[begin DATA ROWS]

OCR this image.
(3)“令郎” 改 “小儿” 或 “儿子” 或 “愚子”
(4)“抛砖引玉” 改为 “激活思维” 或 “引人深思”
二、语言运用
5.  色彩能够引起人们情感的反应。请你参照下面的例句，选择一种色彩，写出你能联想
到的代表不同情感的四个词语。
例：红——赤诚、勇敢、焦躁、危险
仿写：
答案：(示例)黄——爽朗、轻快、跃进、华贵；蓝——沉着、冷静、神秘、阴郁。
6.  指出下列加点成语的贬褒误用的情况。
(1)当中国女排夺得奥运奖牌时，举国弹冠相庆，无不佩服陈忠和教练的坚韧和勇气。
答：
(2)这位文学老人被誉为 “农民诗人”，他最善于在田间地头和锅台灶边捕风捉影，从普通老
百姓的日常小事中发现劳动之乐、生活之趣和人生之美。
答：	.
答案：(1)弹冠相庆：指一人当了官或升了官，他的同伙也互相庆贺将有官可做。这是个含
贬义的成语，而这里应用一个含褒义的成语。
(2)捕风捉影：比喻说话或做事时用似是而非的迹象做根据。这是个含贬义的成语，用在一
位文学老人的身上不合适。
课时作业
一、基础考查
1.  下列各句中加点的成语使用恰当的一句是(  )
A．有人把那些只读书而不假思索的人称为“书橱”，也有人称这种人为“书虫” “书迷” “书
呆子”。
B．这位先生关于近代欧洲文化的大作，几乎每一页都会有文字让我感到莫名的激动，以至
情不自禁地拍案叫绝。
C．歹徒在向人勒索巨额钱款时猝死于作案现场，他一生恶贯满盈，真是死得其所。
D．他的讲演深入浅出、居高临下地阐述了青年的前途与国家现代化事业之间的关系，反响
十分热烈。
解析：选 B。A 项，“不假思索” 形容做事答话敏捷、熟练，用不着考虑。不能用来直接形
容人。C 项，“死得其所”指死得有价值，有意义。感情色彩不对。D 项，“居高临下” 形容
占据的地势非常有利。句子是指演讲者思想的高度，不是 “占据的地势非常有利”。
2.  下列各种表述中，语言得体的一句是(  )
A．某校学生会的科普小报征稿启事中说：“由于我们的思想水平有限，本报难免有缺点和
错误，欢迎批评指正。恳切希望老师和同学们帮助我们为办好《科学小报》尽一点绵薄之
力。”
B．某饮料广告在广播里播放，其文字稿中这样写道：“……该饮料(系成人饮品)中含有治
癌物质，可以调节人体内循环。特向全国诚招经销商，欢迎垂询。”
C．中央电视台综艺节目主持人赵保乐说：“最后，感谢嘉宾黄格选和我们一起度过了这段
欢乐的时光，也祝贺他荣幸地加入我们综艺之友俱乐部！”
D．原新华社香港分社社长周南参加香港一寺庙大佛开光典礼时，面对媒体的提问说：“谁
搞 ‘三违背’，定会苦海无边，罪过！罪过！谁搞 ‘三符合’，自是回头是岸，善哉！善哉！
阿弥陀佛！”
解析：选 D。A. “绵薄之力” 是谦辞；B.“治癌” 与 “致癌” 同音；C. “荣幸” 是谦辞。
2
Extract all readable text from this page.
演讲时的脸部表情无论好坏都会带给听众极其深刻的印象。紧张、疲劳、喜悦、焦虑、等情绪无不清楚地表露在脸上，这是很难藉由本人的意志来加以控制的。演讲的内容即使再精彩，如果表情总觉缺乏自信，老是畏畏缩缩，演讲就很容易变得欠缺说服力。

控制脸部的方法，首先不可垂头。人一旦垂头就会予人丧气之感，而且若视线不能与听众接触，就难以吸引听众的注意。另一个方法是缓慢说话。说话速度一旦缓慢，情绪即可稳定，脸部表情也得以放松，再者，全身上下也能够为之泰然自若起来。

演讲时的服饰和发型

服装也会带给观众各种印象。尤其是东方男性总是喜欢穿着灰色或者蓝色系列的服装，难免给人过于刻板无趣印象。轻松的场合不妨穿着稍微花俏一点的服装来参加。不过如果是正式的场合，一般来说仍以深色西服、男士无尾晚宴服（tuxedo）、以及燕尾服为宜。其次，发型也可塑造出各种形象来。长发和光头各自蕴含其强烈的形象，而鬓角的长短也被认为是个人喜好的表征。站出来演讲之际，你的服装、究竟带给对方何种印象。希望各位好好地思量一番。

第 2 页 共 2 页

[end DATA ROWS]

TASK PROMPT:
Above are the records; retype them all without a single difference.

RESULT OF THE EXERCISE:
OCR this image.
(3)“令郎” 改 “小儿” 或 “儿子” 或 “愚子”
(4)“抛砖引玉” 改为 “激活思维” 或 “引人深思”
二、语言运用
5.  色彩能够引起人们情感的反应。请你参照下面的例句，选择一种色彩，写出你能联想
到的代表不同情感的四个词语。
例：红——赤诚、勇敢、焦躁、危险
仿写：
答案：(示例)黄——爽朗、轻快、跃进、华贵；蓝——沉着、冷静、神秘、阴郁。
6.  指出下列加点成语的贬褒误用的情况。
(1)当中国女排夺得奥运奖牌时，举国弹冠相庆，无不佩服陈忠和教练的坚韧和勇气。
答：
(2)这位文学老人被誉为 “农民诗人”，他最善于在田间地头和锅台灶边捕风捉影，从普通老
百姓的日常小事中发现劳动之乐、生活之趣和人生之美。
答：	.
答案：(1)弹冠相庆：指一人当了官或升了官，他的同伙也互相庆贺将有官可做。这是个含
贬义的成语，而这里应用一个含褒义的成语。
(2)捕风捉影：比喻说话或做事时用似是而非的迹象做根据。这是个含贬义的成语，用在一
位文学老人的身上不合适。
课时作业
一、基础考查
1.  下列各句中加点的成语使用恰当的一句是(  )
A．有人把那些只读书而不假思索的人称为“书橱”，也有人称这种人为“书虫” “书迷” “书
呆子”。
B．这位先生关于近代欧洲文化的大作，几乎每一页都会有文字让我感到莫名的激动，以至
情不自禁地拍案叫绝。
C．歹徒在向人勒索巨额钱款时猝死于作案现场，他一生恶贯满盈，真是死得其所。
D．他的讲演深入浅出、居高临下地阐述了青年的前途与国家现代化事业之间的关系，反响
十分热烈。
解析：选 B。A 项，“不假思索” 形容做事答话敏捷、熟练，用不着考虑。不能用来直接形
容人。C 项，“死得其所”指死得有价值，有意义。感情色彩不对。D 项，“居高临下” 形容
占据的地势非常有利。句子是指演讲者思想的高度，不是 “占据的地势非常有利”。
2.  下列各种表述中，语言得体的一句是(  )
A．某校学生会的科普小报征稿启事中说：“由于我们的思想水平有限，本报难免有缺点和
错误，欢迎批评指正。恳切希望老师和同学们帮助我们为办好《科学小报》尽一点绵薄之
力。”
B．某饮料广告在广播里播放，其文字稿中这样写道：“……该饮料(系成人饮品)中含有治
癌物质，可以调节人体内循环。特向全国诚招经销商，欢迎垂询。”
C．中央电视台综艺节目主持人赵保乐说：“最后，感谢嘉宾黄格选和我们一起度过了这段
欢乐的时光，也祝贺他荣幸地加入我们综艺之友俱乐部！”
D．原新华社香港分社社长周南参加香港一寺庙大佛开光典礼时，面对媒体的提问说：“谁
搞 ‘三违背’，定会苦海无边，罪过！罪过！谁搞 ‘三符合’，自是回头是岸，善哉！善哉！
阿弥陀佛！”
解析：选 D。A. “绵薄之力” 是谦辞；B.“治癌” 与 “致癌” 同音；C. “荣幸” 是谦辞。
2
Extract all readable text from this page.
演讲时的脸部表情无论好坏都会带给听众极其深刻的印象。紧张、疲劳、喜悦、焦虑、等情绪无不清楚地表露在脸上，这是很难藉由本人的意志来加以控制的。演讲的内容即使再精彩，如果表情总觉缺乏自信，老是畏畏缩缩，演讲就很容易变得欠缺说服力。

控制脸部的方法，首先不可垂头。人一旦垂头就会予人丧气之感，而且若视线不能与听众接触，就难以吸引听众的注意。另一个方法是缓慢说话。说话速度一旦缓慢，情绪即可稳定，脸部表情也得以放松，再者，全身上下也能够为之泰然自若起来。

演讲时的服饰和发型

服装也会带给观众各种印象。尤其是东方男性总是喜欢穿着灰色或者蓝色系列的服装，难免给人过于刻板无趣印象。轻松的场合不妨穿着稍微花俏一点的服装来参加。不过如果是正式的场合，一般来说仍以深色西服、男士无尾晚宴服（tuxedo）、以及燕尾服为宜。其次，发型也可塑造出各种形象来。长发和光头各自蕴含其强烈的形象，而鬓角的长短也被认为是个人喜好的表征。站出来演讲之际，你的服装、究竟带给对方何种印象。希望各位好好地思量一番。

第 2 页 共 2 页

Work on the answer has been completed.